(begin)

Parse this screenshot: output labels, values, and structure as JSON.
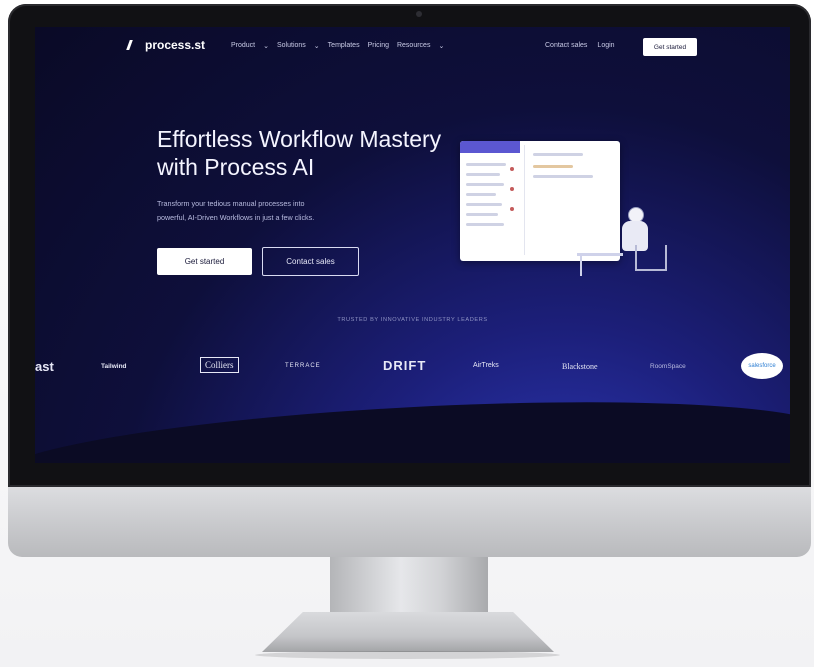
{
  "nav": {
    "logo_text": "process.st",
    "links": [
      "Product",
      "Solutions",
      "Templates",
      "Pricing",
      "Resources"
    ],
    "contact_sales": "Contact sales",
    "login": "Login",
    "cta": "Get started"
  },
  "hero": {
    "headline_line1": "Effortless Workflow Mastery",
    "headline_line2": "with Process AI",
    "sub_line1": "Transform your tedious manual processes into",
    "sub_line2": "powerful, AI-Driven Workflows in just a few clicks.",
    "primary_button": "Get started",
    "secondary_button": "Contact sales"
  },
  "trusted": {
    "label": "TRUSTED BY INNOVATIVE INDUSTRY LEADERS",
    "logos": [
      "ast",
      "Tailwind",
      "Colliers",
      "TERRACE",
      "DRIFT",
      "AirTreks",
      "Blackstone",
      "RoomSpace",
      "salesforce"
    ]
  },
  "colors": {
    "screen_bg": "#0e0f3b",
    "accent": "#5b57d1"
  }
}
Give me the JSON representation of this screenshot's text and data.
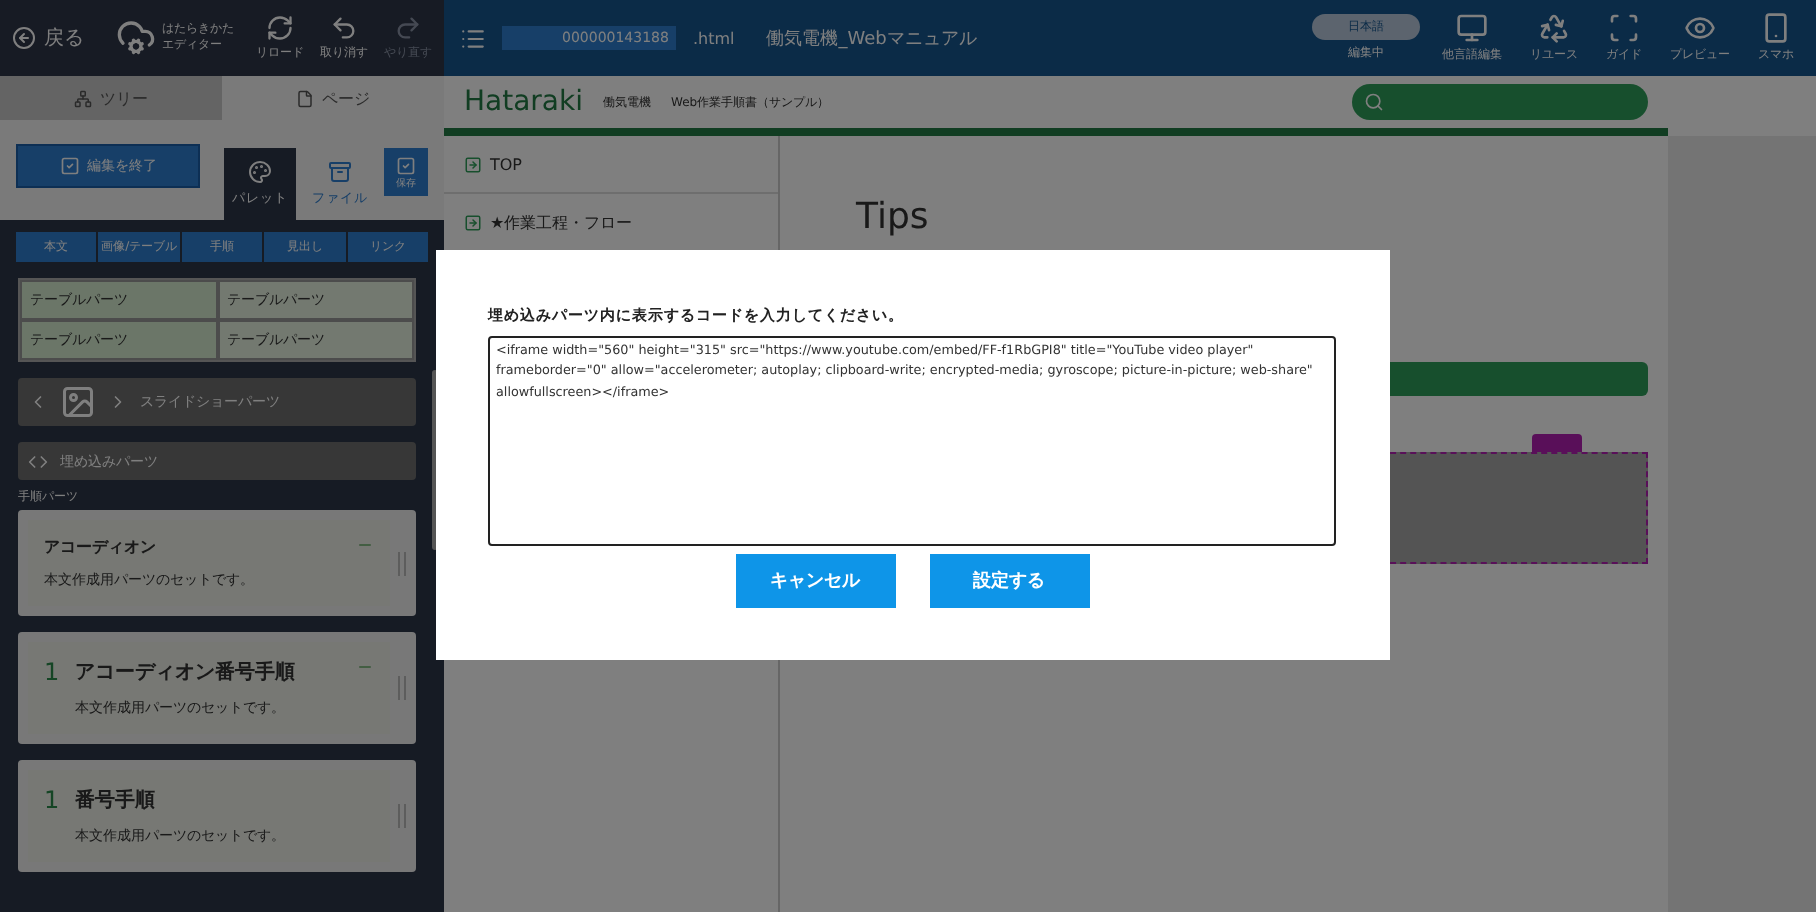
{
  "toolbar": {
    "back": "戻る",
    "logo_lines": [
      "はたらきかた",
      "エディター"
    ],
    "actions": [
      {
        "kind": "reload",
        "label": "リロード",
        "disabled": false
      },
      {
        "kind": "undo",
        "label": "取り消す",
        "disabled": false
      },
      {
        "kind": "redo",
        "label": "やり直す",
        "disabled": true
      }
    ]
  },
  "header": {
    "file_id": "000000143188",
    "extension": ".html",
    "title": "働気電機_Webマニュアル",
    "language": "日本語",
    "status": "編集中",
    "actions": [
      {
        "kind": "globe",
        "label": "他言語編集"
      },
      {
        "kind": "reuse",
        "label": "リユース"
      },
      {
        "kind": "guide",
        "label": "ガイド"
      },
      {
        "kind": "preview",
        "label": "プレビュー"
      },
      {
        "kind": "phone",
        "label": "スマホ"
      }
    ]
  },
  "left_tabs": [
    {
      "kind": "tree",
      "label": "ツリー",
      "selected": false
    },
    {
      "kind": "page",
      "label": "ページ",
      "selected": true
    }
  ],
  "finish_button": "編集を終了",
  "panel_tabs": [
    {
      "kind": "palette",
      "label": "パレット",
      "selected": true
    },
    {
      "kind": "file",
      "label": "ファイル",
      "selected": false
    }
  ],
  "save_button": "保存",
  "categories": [
    "本文",
    "画像/テーブル",
    "手順",
    "見出し",
    "リンク"
  ],
  "table_part": [
    "テーブルパーツ",
    "テーブルパーツ",
    "テーブルパーツ",
    "テーブルパーツ"
  ],
  "slideshow_part": "スライドショーパーツ",
  "embed_part": "埋め込みパーツ",
  "section_label": "手順パーツ",
  "step_parts": [
    {
      "kind": "accordion",
      "title": "アコーディオン",
      "description": "本文作成用パーツのセットです。",
      "collapsible": true
    },
    {
      "kind": "numbered",
      "number": "1",
      "title": "アコーディオン番号手順",
      "description": "本文作成用パーツのセットです。",
      "collapsible": true
    },
    {
      "kind": "numbered",
      "number": "1",
      "title": "番号手順",
      "description": "本文作成用パーツのセットです。",
      "collapsible": false
    }
  ],
  "site": {
    "logo": "Hataraki",
    "brand": "働気電機",
    "subtitle": "Web作業手順書（サンプル）"
  },
  "nav": [
    "TOP",
    "★作業工程・フロー"
  ],
  "content_heading": "Tips",
  "dialog": {
    "prompt": "埋め込みパーツ内に表示するコードを入力してください。",
    "code": "<iframe width=\"560\" height=\"315\" src=\"https://www.youtube.com/embed/FF-f1RbGPI8\" title=\"YouTube video player\" frameborder=\"0\" allow=\"accelerometer; autoplay; clipboard-write; encrypted-media; gyroscope; picture-in-picture; web-share\" allowfullscreen></iframe>",
    "buttons": [
      "キャンセル",
      "設定する"
    ]
  }
}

(end)

INSTRUCTION:
Identify and copy the lines holding the word "Contact".

SOLUTION BELOW:
    "contact_sales": "Contact sales",
    "secondary_button": "Contact sales"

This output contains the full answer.